→ Task description
Repeat the entries below exactly as they appear, with no pictures.

════════════════════

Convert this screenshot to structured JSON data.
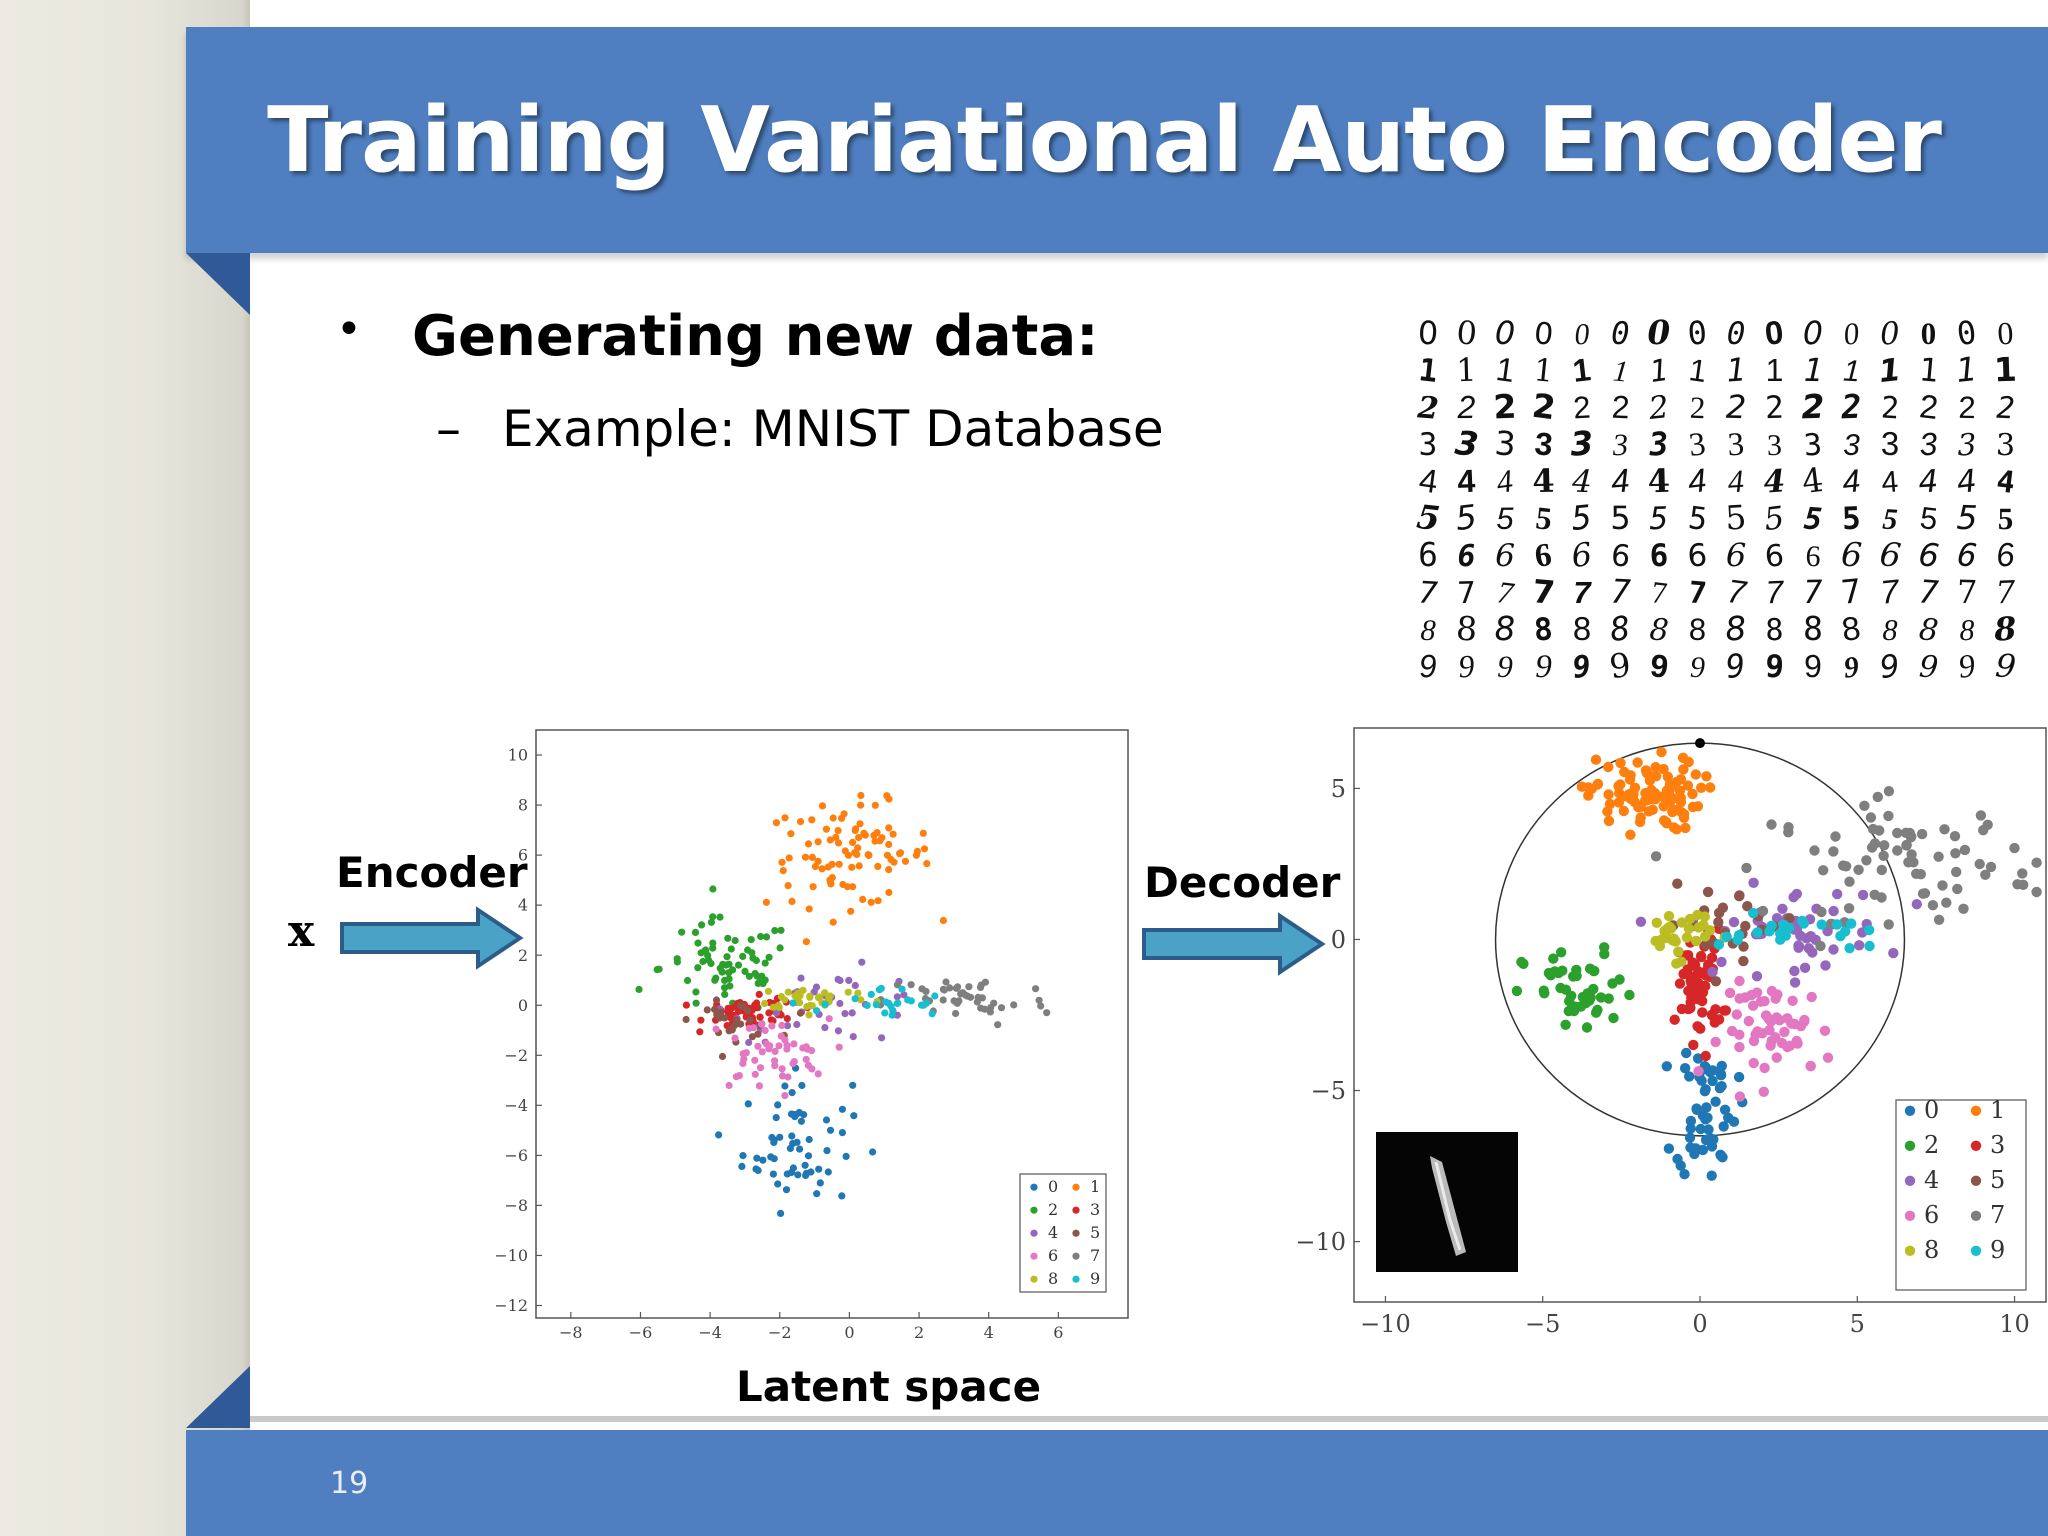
{
  "slide": {
    "title": "Training Variational Auto Encoder",
    "bullet": "Generating new data:",
    "sub_bullet": "Example: MNIST Database",
    "page_number": "19"
  },
  "labels": {
    "x": "x",
    "encoder": "Encoder",
    "decoder": "Decoder",
    "latent_space": "Latent space"
  },
  "mnist_rows": [
    "0",
    "1",
    "2",
    "3",
    "4",
    "5",
    "6",
    "7",
    "8",
    "9"
  ],
  "colors": {
    "brand_blue": "#4f7fc0",
    "arrow_fill": "#4aa3c6",
    "arrow_stroke": "#2c5d8a",
    "digit_colors": [
      "#1f77b4",
      "#ff7f0e",
      "#2ca02c",
      "#d62728",
      "#9467bd",
      "#8c564b",
      "#e377c2",
      "#7f7f7f",
      "#bcbd22",
      "#17becf"
    ]
  },
  "chart_data": [
    {
      "type": "scatter",
      "name": "latent-space",
      "xlim": [
        -9,
        8
      ],
      "ylim": [
        -12.5,
        11
      ],
      "x_ticks": [
        "-8",
        "-6",
        "-4",
        "-2",
        "0",
        "2",
        "4",
        "6"
      ],
      "y_ticks": [
        "10",
        "8",
        "6",
        "4",
        "2",
        "0",
        "-2",
        "-4",
        "-6",
        "-8",
        "-10",
        "-12"
      ],
      "legend": [
        "0",
        "1",
        "2",
        "3",
        "4",
        "5",
        "6",
        "7",
        "8",
        "9"
      ],
      "legend_position": "bottom-right",
      "clusters": [
        {
          "digit": "0",
          "center": [
            -1.5,
            -5.5
          ],
          "spread": [
            1.3,
            2.2
          ],
          "count": 60
        },
        {
          "digit": "1",
          "center": [
            0.0,
            6.0
          ],
          "spread": [
            2.0,
            1.7
          ],
          "count": 90
        },
        {
          "digit": "2",
          "center": [
            -3.5,
            1.5
          ],
          "spread": [
            1.6,
            1.6
          ],
          "count": 70
        },
        {
          "digit": "3",
          "center": [
            -2.8,
            -0.3
          ],
          "spread": [
            1.1,
            0.5
          ],
          "count": 60
        },
        {
          "digit": "4",
          "center": [
            -0.5,
            0.0
          ],
          "spread": [
            2.4,
            1.2
          ],
          "count": 35
        },
        {
          "digit": "5",
          "center": [
            -3.3,
            -0.6
          ],
          "spread": [
            1.0,
            0.6
          ],
          "count": 25
        },
        {
          "digit": "6",
          "center": [
            -2.4,
            -2.0
          ],
          "spread": [
            1.5,
            1.2
          ],
          "count": 50
        },
        {
          "digit": "7",
          "center": [
            3.4,
            0.2
          ],
          "spread": [
            2.0,
            0.9
          ],
          "count": 45
        },
        {
          "digit": "8",
          "center": [
            -1.0,
            0.3
          ],
          "spread": [
            1.4,
            0.4
          ],
          "count": 35
        },
        {
          "digit": "9",
          "center": [
            1.0,
            0.0
          ],
          "spread": [
            1.5,
            0.6
          ],
          "count": 25
        }
      ]
    },
    {
      "type": "scatter",
      "name": "decoder-space",
      "xlim": [
        -11,
        11
      ],
      "ylim": [
        -12,
        7
      ],
      "x_ticks": [
        "-10",
        "-5",
        "0",
        "5",
        "10"
      ],
      "y_ticks": [
        "5",
        "0",
        "-5",
        "-10"
      ],
      "legend": [
        "0",
        "1",
        "2",
        "3",
        "4",
        "5",
        "6",
        "7",
        "8",
        "9"
      ],
      "legend_position": "bottom-right",
      "circle": {
        "center": [
          0,
          0
        ],
        "radius": 6.5
      },
      "clusters": [
        {
          "digit": "0",
          "center": [
            0.2,
            -5.5
          ],
          "spread": [
            0.8,
            2.0
          ],
          "count": 55
        },
        {
          "digit": "1",
          "center": [
            -1.8,
            4.8
          ],
          "spread": [
            1.5,
            1.0
          ],
          "count": 90
        },
        {
          "digit": "2",
          "center": [
            -3.8,
            -1.8
          ],
          "spread": [
            1.5,
            1.2
          ],
          "count": 45
        },
        {
          "digit": "3",
          "center": [
            0.0,
            -1.5
          ],
          "spread": [
            0.6,
            1.5
          ],
          "count": 60
        },
        {
          "digit": "4",
          "center": [
            2.8,
            0.3
          ],
          "spread": [
            2.6,
            1.2
          ],
          "count": 50
        },
        {
          "digit": "5",
          "center": [
            1.0,
            0.5
          ],
          "spread": [
            1.8,
            1.0
          ],
          "count": 25
        },
        {
          "digit": "6",
          "center": [
            2.5,
            -3.0
          ],
          "spread": [
            1.5,
            1.3
          ],
          "count": 55
        },
        {
          "digit": "7",
          "center": [
            6.5,
            2.6
          ],
          "spread": [
            3.5,
            1.6
          ],
          "count": 75
        },
        {
          "digit": "8",
          "center": [
            -0.7,
            0.2
          ],
          "spread": [
            0.9,
            0.7
          ],
          "count": 30
        },
        {
          "digit": "9",
          "center": [
            3.0,
            0.2
          ],
          "spread": [
            2.0,
            0.5
          ],
          "count": 25
        }
      ]
    }
  ]
}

════════════════════

→ Final answer
Convert this screenshot to structured JSON data.
{
  "slide": {
    "title": "Training Variational Auto Encoder",
    "bullet": "Generating new data:",
    "sub_bullet": "Example: MNIST Database",
    "page_number": "19"
  },
  "labels": {
    "x": "x",
    "encoder": "Encoder",
    "decoder": "Decoder",
    "latent_space": "Latent space"
  },
  "mnist_rows": [
    "0",
    "1",
    "2",
    "3",
    "4",
    "5",
    "6",
    "7",
    "8",
    "9"
  ],
  "colors": {
    "brand_blue": "#4f7fc0",
    "arrow_fill": "#4aa3c6",
    "arrow_stroke": "#2c5d8a",
    "digit_colors": [
      "#1f77b4",
      "#ff7f0e",
      "#2ca02c",
      "#d62728",
      "#9467bd",
      "#8c564b",
      "#e377c2",
      "#7f7f7f",
      "#bcbd22",
      "#17becf"
    ]
  },
  "chart_data": [
    {
      "type": "scatter",
      "name": "latent-space",
      "xlim": [
        -9,
        8
      ],
      "ylim": [
        -12.5,
        11
      ],
      "x_ticks": [
        "-8",
        "-6",
        "-4",
        "-2",
        "0",
        "2",
        "4",
        "6"
      ],
      "y_ticks": [
        "10",
        "8",
        "6",
        "4",
        "2",
        "0",
        "-2",
        "-4",
        "-6",
        "-8",
        "-10",
        "-12"
      ],
      "legend": [
        "0",
        "1",
        "2",
        "3",
        "4",
        "5",
        "6",
        "7",
        "8",
        "9"
      ],
      "legend_position": "bottom-right",
      "clusters": [
        {
          "digit": "0",
          "center": [
            -1.5,
            -5.5
          ],
          "spread": [
            1.3,
            2.2
          ],
          "count": 60
        },
        {
          "digit": "1",
          "center": [
            0.0,
            6.0
          ],
          "spread": [
            2.0,
            1.7
          ],
          "count": 90
        },
        {
          "digit": "2",
          "center": [
            -3.5,
            1.5
          ],
          "spread": [
            1.6,
            1.6
          ],
          "count": 70
        },
        {
          "digit": "3",
          "center": [
            -2.8,
            -0.3
          ],
          "spread": [
            1.1,
            0.5
          ],
          "count": 60
        },
        {
          "digit": "4",
          "center": [
            -0.5,
            0.0
          ],
          "spread": [
            2.4,
            1.2
          ],
          "count": 35
        },
        {
          "digit": "5",
          "center": [
            -3.3,
            -0.6
          ],
          "spread": [
            1.0,
            0.6
          ],
          "count": 25
        },
        {
          "digit": "6",
          "center": [
            -2.4,
            -2.0
          ],
          "spread": [
            1.5,
            1.2
          ],
          "count": 50
        },
        {
          "digit": "7",
          "center": [
            3.4,
            0.2
          ],
          "spread": [
            2.0,
            0.9
          ],
          "count": 45
        },
        {
          "digit": "8",
          "center": [
            -1.0,
            0.3
          ],
          "spread": [
            1.4,
            0.4
          ],
          "count": 35
        },
        {
          "digit": "9",
          "center": [
            1.0,
            0.0
          ],
          "spread": [
            1.5,
            0.6
          ],
          "count": 25
        }
      ]
    },
    {
      "type": "scatter",
      "name": "decoder-space",
      "xlim": [
        -11,
        11
      ],
      "ylim": [
        -12,
        7
      ],
      "x_ticks": [
        "-10",
        "-5",
        "0",
        "5",
        "10"
      ],
      "y_ticks": [
        "5",
        "0",
        "-5",
        "-10"
      ],
      "legend": [
        "0",
        "1",
        "2",
        "3",
        "4",
        "5",
        "6",
        "7",
        "8",
        "9"
      ],
      "legend_position": "bottom-right",
      "circle": {
        "center": [
          0,
          0
        ],
        "radius": 6.5
      },
      "clusters": [
        {
          "digit": "0",
          "center": [
            0.2,
            -5.5
          ],
          "spread": [
            0.8,
            2.0
          ],
          "count": 55
        },
        {
          "digit": "1",
          "center": [
            -1.8,
            4.8
          ],
          "spread": [
            1.5,
            1.0
          ],
          "count": 90
        },
        {
          "digit": "2",
          "center": [
            -3.8,
            -1.8
          ],
          "spread": [
            1.5,
            1.2
          ],
          "count": 45
        },
        {
          "digit": "3",
          "center": [
            0.0,
            -1.5
          ],
          "spread": [
            0.6,
            1.5
          ],
          "count": 60
        },
        {
          "digit": "4",
          "center": [
            2.8,
            0.3
          ],
          "spread": [
            2.6,
            1.2
          ],
          "count": 50
        },
        {
          "digit": "5",
          "center": [
            1.0,
            0.5
          ],
          "spread": [
            1.8,
            1.0
          ],
          "count": 25
        },
        {
          "digit": "6",
          "center": [
            2.5,
            -3.0
          ],
          "spread": [
            1.5,
            1.3
          ],
          "count": 55
        },
        {
          "digit": "7",
          "center": [
            6.5,
            2.6
          ],
          "spread": [
            3.5,
            1.6
          ],
          "count": 75
        },
        {
          "digit": "8",
          "center": [
            -0.7,
            0.2
          ],
          "spread": [
            0.9,
            0.7
          ],
          "count": 30
        },
        {
          "digit": "9",
          "center": [
            3.0,
            0.2
          ],
          "spread": [
            2.0,
            0.5
          ],
          "count": 25
        }
      ]
    }
  ]
}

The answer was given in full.